--- Begin Input rows ---
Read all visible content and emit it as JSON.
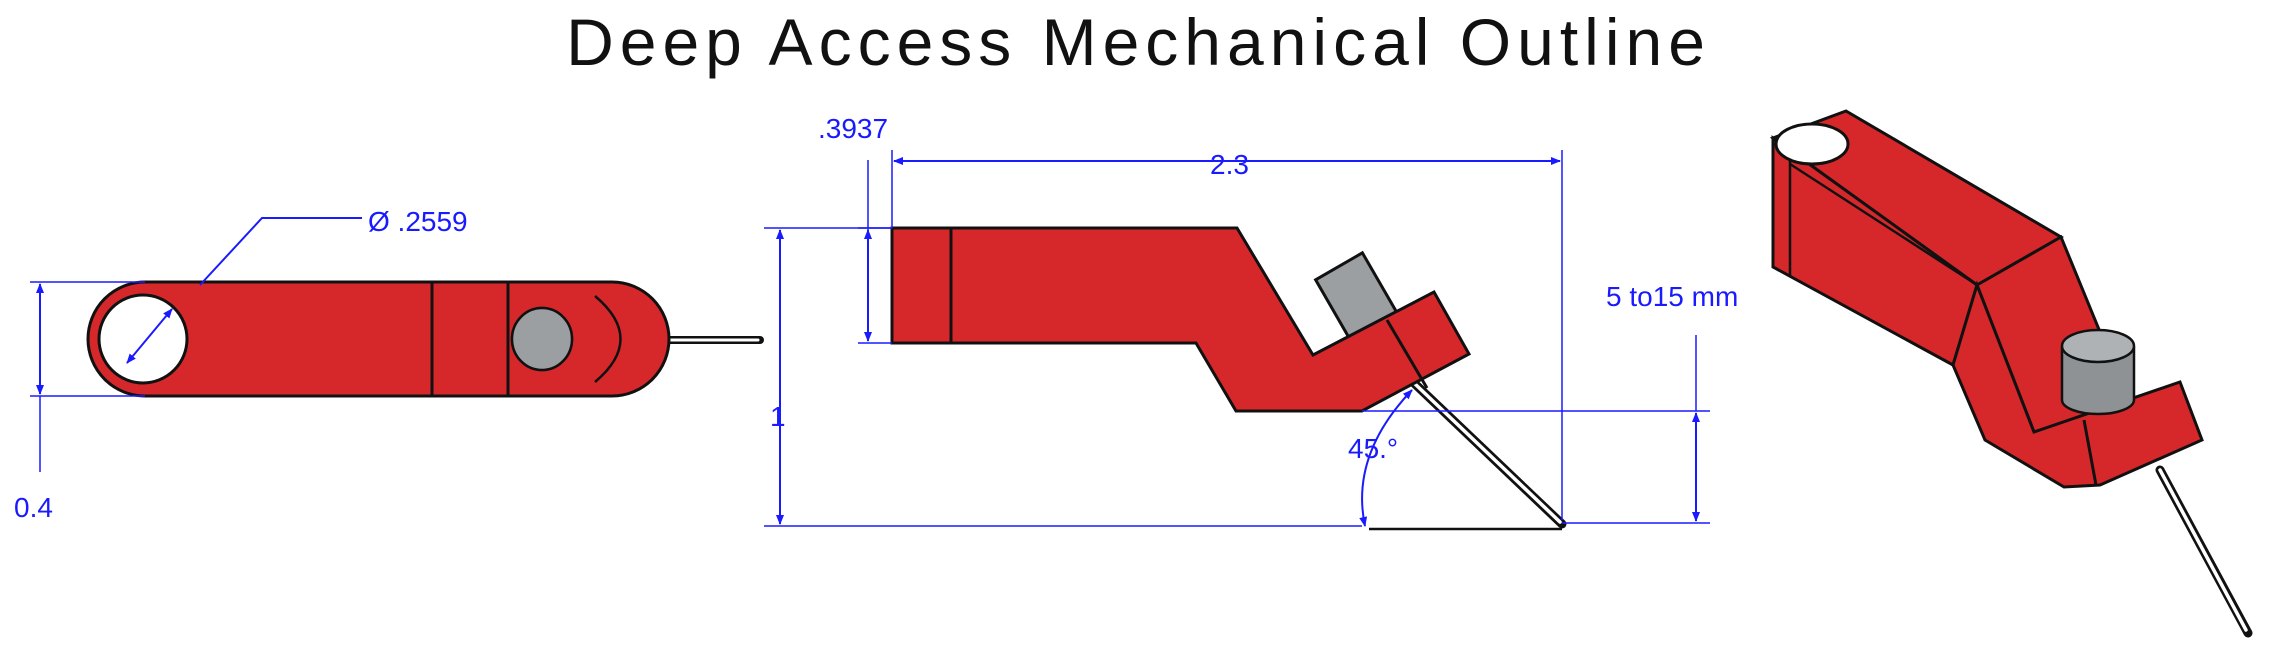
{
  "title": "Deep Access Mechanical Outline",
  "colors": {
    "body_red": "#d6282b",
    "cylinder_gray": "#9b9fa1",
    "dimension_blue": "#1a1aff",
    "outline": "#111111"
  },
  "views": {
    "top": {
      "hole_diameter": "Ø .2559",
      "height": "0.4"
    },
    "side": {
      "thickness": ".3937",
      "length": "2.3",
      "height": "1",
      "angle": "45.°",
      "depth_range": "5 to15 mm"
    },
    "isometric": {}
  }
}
--- End Input rows ---
--- Begin Input rows ---
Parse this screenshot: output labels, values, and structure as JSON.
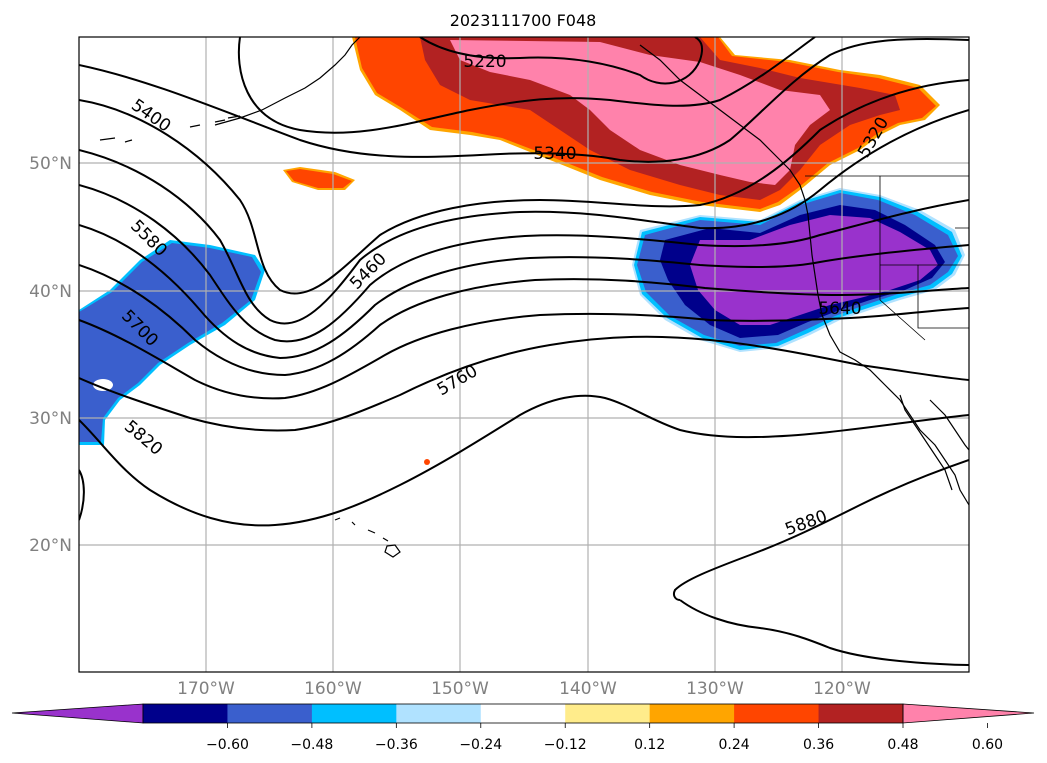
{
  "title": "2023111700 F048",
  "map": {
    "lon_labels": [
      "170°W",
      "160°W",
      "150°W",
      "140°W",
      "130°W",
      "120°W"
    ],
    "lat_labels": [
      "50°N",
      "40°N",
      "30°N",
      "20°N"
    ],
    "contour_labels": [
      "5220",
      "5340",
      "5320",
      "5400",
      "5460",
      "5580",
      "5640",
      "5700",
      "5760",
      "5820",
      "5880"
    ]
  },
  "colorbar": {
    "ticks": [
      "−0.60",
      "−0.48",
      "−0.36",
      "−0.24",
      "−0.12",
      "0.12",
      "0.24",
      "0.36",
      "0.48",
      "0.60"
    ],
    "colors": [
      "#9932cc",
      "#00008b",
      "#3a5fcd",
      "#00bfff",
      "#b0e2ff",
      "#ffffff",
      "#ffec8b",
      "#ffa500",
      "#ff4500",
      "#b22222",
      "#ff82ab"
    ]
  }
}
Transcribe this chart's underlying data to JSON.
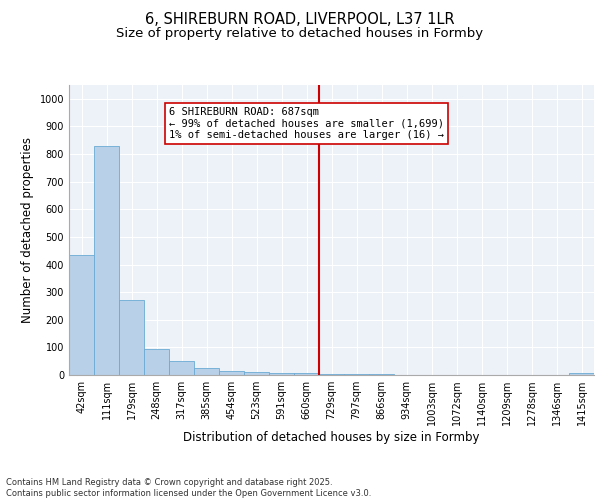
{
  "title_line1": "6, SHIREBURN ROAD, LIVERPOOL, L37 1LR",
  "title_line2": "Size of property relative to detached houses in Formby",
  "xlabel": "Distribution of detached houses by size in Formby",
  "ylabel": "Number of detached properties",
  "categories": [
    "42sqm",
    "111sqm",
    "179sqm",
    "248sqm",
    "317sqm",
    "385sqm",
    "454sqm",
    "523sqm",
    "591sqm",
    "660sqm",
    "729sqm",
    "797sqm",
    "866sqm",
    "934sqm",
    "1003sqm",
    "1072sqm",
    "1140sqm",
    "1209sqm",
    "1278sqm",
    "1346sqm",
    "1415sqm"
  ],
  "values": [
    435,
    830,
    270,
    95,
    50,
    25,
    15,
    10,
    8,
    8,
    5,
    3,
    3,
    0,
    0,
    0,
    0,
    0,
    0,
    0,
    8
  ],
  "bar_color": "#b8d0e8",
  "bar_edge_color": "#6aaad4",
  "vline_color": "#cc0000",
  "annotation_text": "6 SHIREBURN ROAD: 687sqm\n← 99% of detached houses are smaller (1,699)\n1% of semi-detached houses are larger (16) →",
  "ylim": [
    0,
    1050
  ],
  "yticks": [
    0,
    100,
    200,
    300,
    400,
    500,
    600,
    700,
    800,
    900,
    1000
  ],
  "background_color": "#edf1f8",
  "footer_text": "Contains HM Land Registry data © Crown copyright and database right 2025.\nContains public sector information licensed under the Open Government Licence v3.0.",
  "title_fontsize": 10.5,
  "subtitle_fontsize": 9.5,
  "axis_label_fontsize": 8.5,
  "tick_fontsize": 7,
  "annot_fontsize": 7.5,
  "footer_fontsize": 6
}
--- End Input rows ---
--- Begin Input rows ---
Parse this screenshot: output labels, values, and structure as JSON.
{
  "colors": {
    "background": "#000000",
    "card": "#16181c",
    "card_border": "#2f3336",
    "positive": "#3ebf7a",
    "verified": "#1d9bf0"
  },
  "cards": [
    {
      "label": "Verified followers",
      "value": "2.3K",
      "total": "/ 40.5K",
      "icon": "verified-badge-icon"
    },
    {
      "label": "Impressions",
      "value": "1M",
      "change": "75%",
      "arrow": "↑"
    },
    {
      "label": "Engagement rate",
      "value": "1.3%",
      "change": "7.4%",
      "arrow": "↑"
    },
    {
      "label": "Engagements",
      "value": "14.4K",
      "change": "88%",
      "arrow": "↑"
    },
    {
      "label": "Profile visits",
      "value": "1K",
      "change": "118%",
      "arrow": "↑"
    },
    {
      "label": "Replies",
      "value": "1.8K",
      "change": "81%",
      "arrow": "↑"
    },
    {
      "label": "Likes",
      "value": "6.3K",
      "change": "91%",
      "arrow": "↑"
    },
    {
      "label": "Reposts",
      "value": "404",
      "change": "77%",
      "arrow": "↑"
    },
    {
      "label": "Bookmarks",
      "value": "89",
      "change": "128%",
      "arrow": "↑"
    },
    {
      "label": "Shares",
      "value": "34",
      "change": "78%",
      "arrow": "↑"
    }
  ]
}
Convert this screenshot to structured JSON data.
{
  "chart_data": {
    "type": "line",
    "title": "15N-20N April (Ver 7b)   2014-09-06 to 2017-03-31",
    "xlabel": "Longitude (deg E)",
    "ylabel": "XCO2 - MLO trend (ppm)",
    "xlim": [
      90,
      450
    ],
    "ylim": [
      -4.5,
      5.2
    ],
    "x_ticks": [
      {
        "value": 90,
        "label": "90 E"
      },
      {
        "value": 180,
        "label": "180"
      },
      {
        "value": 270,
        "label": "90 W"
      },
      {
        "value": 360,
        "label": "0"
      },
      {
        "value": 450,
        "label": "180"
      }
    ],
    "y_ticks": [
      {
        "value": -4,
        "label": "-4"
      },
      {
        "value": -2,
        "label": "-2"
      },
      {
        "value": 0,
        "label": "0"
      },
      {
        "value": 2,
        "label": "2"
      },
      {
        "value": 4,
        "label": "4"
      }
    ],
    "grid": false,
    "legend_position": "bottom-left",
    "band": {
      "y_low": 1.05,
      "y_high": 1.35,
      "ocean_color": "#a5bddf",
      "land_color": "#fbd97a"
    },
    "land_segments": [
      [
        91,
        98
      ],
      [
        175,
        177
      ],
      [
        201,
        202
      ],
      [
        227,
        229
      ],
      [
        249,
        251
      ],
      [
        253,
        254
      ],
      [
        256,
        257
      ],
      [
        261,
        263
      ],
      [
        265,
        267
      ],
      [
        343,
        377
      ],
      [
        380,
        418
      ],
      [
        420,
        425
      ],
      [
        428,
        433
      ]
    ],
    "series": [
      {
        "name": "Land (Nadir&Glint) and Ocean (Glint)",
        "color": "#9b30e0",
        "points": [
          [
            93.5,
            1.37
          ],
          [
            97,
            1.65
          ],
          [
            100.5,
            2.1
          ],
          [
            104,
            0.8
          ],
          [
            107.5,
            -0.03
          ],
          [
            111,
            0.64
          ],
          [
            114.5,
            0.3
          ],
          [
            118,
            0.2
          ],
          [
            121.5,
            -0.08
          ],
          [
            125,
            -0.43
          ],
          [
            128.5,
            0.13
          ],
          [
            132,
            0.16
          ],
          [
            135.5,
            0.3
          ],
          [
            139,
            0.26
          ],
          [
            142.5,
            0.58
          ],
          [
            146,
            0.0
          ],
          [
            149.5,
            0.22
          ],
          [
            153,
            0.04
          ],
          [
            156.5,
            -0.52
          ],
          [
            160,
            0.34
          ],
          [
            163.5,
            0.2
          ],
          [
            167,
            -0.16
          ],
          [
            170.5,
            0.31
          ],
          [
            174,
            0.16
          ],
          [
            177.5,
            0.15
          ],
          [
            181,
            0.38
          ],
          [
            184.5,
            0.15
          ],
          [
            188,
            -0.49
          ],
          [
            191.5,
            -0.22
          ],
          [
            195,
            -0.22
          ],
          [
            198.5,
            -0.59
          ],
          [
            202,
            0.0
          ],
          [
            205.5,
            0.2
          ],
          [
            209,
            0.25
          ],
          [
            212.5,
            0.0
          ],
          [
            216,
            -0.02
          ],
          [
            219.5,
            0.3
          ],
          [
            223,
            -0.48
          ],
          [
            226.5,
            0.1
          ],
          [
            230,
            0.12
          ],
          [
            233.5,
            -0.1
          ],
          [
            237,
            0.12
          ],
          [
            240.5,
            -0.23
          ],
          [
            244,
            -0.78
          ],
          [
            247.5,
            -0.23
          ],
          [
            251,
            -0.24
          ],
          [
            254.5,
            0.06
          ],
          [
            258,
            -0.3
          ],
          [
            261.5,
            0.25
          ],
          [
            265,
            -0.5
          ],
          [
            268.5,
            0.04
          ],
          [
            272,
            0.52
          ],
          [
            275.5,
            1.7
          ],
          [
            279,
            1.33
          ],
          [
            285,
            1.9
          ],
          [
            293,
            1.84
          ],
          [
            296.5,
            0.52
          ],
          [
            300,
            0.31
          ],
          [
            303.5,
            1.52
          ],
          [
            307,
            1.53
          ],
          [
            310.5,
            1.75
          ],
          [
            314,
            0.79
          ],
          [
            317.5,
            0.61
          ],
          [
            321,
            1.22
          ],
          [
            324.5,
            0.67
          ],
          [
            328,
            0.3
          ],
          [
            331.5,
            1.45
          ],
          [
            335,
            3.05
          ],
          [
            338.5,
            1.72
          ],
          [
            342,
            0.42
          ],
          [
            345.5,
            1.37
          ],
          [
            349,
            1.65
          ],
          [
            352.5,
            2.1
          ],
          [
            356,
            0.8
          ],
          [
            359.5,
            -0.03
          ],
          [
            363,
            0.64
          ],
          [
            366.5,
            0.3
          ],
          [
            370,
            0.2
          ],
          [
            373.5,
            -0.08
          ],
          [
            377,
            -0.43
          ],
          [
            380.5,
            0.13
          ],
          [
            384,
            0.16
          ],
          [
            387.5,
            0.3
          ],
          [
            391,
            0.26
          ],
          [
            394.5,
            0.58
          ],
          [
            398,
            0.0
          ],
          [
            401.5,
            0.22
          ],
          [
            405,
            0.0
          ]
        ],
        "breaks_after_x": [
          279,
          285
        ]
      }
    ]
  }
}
--- End Input rows ---
**Exercise directions**
Show, from the material above, each line that includes the string "houses".

**Solution to the exercise**
  "title_line2": "Size of property relative to detached houses in Formby",
  "xlabel": "Distribution of detached houses by size in Formby",
  "annotation_text": "6 SHIREBURN ROAD: 687sqm\n← 99% of detached houses are smaller (1,699)\n1% of semi-detached houses are larger (16) →",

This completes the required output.